Saved entries:
▬▬▬▬▬▬▬▬▬▬
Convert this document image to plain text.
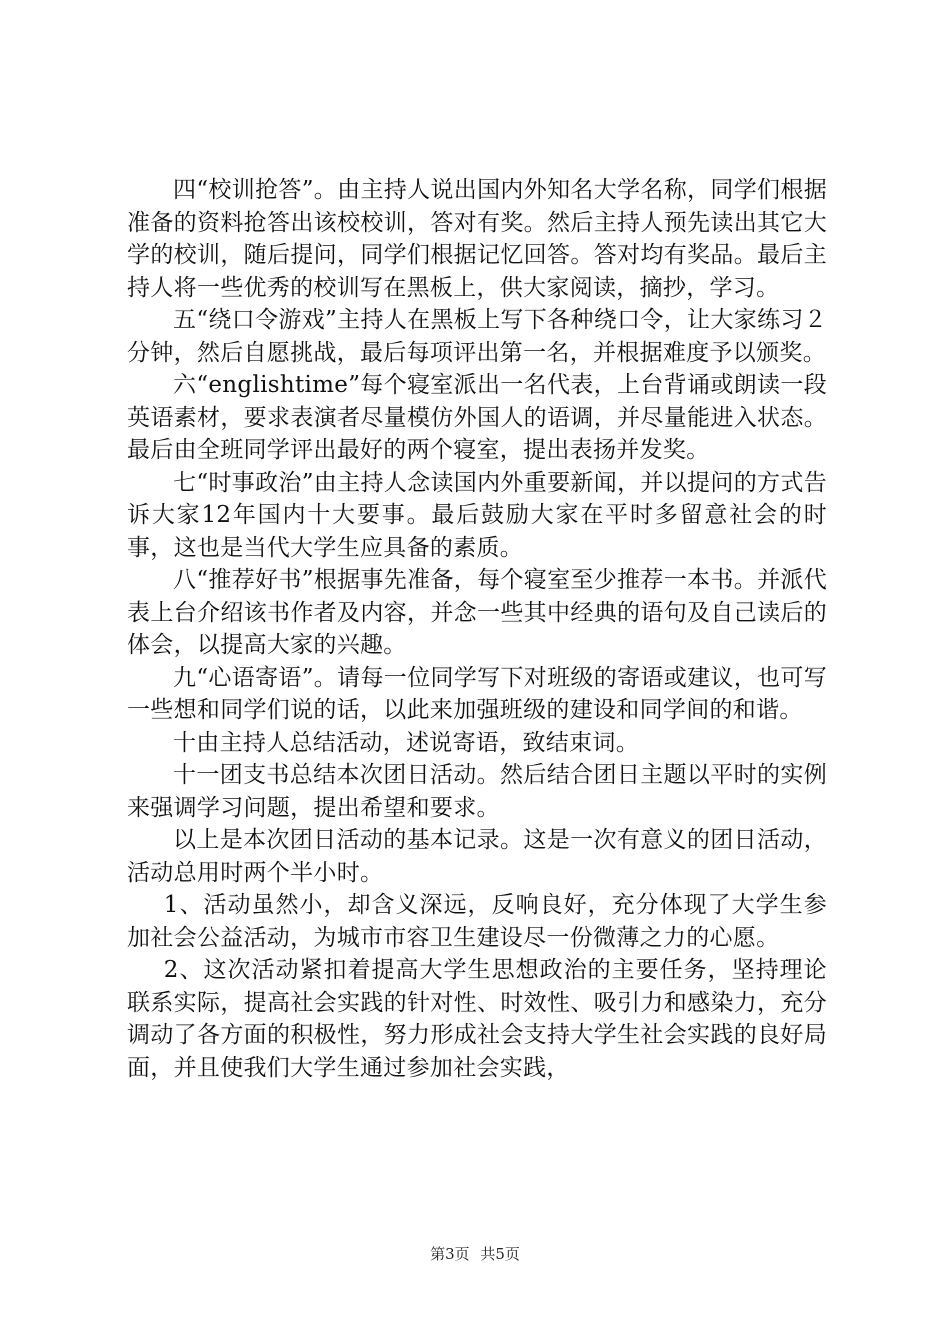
四“校训抢答”。由主持人说出国内外知名大学名称，同学们根据准备的资料抢答出该校校训，答对有奖。然后主持人预先读出其它大学的校训，随后提问，同学们根据记忆回答。答对均有奖品。最后主持人将一些优秀的校训写在黑板上，供大家阅读，摘抄，学习。

五“绕口令游戏”主持人在黑板上写下各种绕口令，让大家练习２分钟，然后自愿挑战，最后每项评出第一名，并根据难度予以颁奖。

六“englishtime”每个寝室派出一名代表，上台背诵或朗读一段英语素材，要求表演者尽量模仿外国人的语调，并尽量能进入状态。最后由全班同学评出最好的两个寝室，提出表扬并发奖。

七“时事政治”由主持人念读国内外重要新闻，并以提问的方式告诉大家12年国内十大要事。最后鼓励大家在平时多留意社会的时事，这也是当代大学生应具备的素质。

八“推荐好书”根据事先准备，每个寝室至少推荐一本书。并派代表上台介绍该书作者及内容，并念一些其中经典的语句及自己读后的体会，以提高大家的兴趣。

九“心语寄语”。请每一位同学写下对班级的寄语或建议，也可写一些想和同学们说的话，以此来加强班级的建设和同学间的和谐。

十由主持人总结活动，述说寄语，致结束词。

十一团支书总结本次团日活动。然后结合团日主题以平时的实例来强调学习问题，提出希望和要求。

以上是本次团日活动的基本记录。这是一次有意义的团日活动，活动总用时两个半小时。

1、活动虽然小，却含义深远，反响良好，充分体现了大学生参加社会公益活动，为城市市容卫生建设尽一份微薄之力的心愿。

2、这次活动紧扣着提高大学生思想政治的主要任务，坚持理论联系实际，提高社会实践的针对性、时效性、吸引力和感染力，充分调动了各方面的积极性，努力形成社会支持大学生社会实践的良好局面，并且使我们大学生通过参加社会实践，

第3页 共5页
▬▬▬▬▬▬▬▬▬▬
= CHALLENGE =
Pictures excluded, quote all the data above exactly.

= COMPLETE OUTPUT =
Convert this document image to plain text.
四“校训抢答”。由主持人说出国内外知名大学名称，同学们根据准备的资料抢答出该校校训，答对有奖。然后主持人预先读出其它大学的校训，随后提问，同学们根据记忆回答。答对均有奖品。最后主持人将一些优秀的校训写在黑板上，供大家阅读，摘抄，学习。

五“绕口令游戏”主持人在黑板上写下各种绕口令，让大家练习２分钟，然后自愿挑战，最后每项评出第一名，并根据难度予以颁奖。

六“englishtime”每个寝室派出一名代表，上台背诵或朗读一段英语素材，要求表演者尽量模仿外国人的语调，并尽量能进入状态。最后由全班同学评出最好的两个寝室，提出表扬并发奖。

七“时事政治”由主持人念读国内外重要新闻，并以提问的方式告诉大家12年国内十大要事。最后鼓励大家在平时多留意社会的时事，这也是当代大学生应具备的素质。

八“推荐好书”根据事先准备，每个寝室至少推荐一本书。并派代表上台介绍该书作者及内容，并念一些其中经典的语句及自己读后的体会，以提高大家的兴趣。

九“心语寄语”。请每一位同学写下对班级的寄语或建议，也可写一些想和同学们说的话，以此来加强班级的建设和同学间的和谐。

十由主持人总结活动，述说寄语，致结束词。

十一团支书总结本次团日活动。然后结合团日主题以平时的实例来强调学习问题，提出希望和要求。

以上是本次团日活动的基本记录。这是一次有意义的团日活动，活动总用时两个半小时。

1、活动虽然小，却含义深远，反响良好，充分体现了大学生参加社会公益活动，为城市市容卫生建设尽一份微薄之力的心愿。

2、这次活动紧扣着提高大学生思想政治的主要任务，坚持理论联系实际，提高社会实践的针对性、时效性、吸引力和感染力，充分调动了各方面的积极性，努力形成社会支持大学生社会实践的良好局面，并且使我们大学生通过参加社会实践，

第3页 共5页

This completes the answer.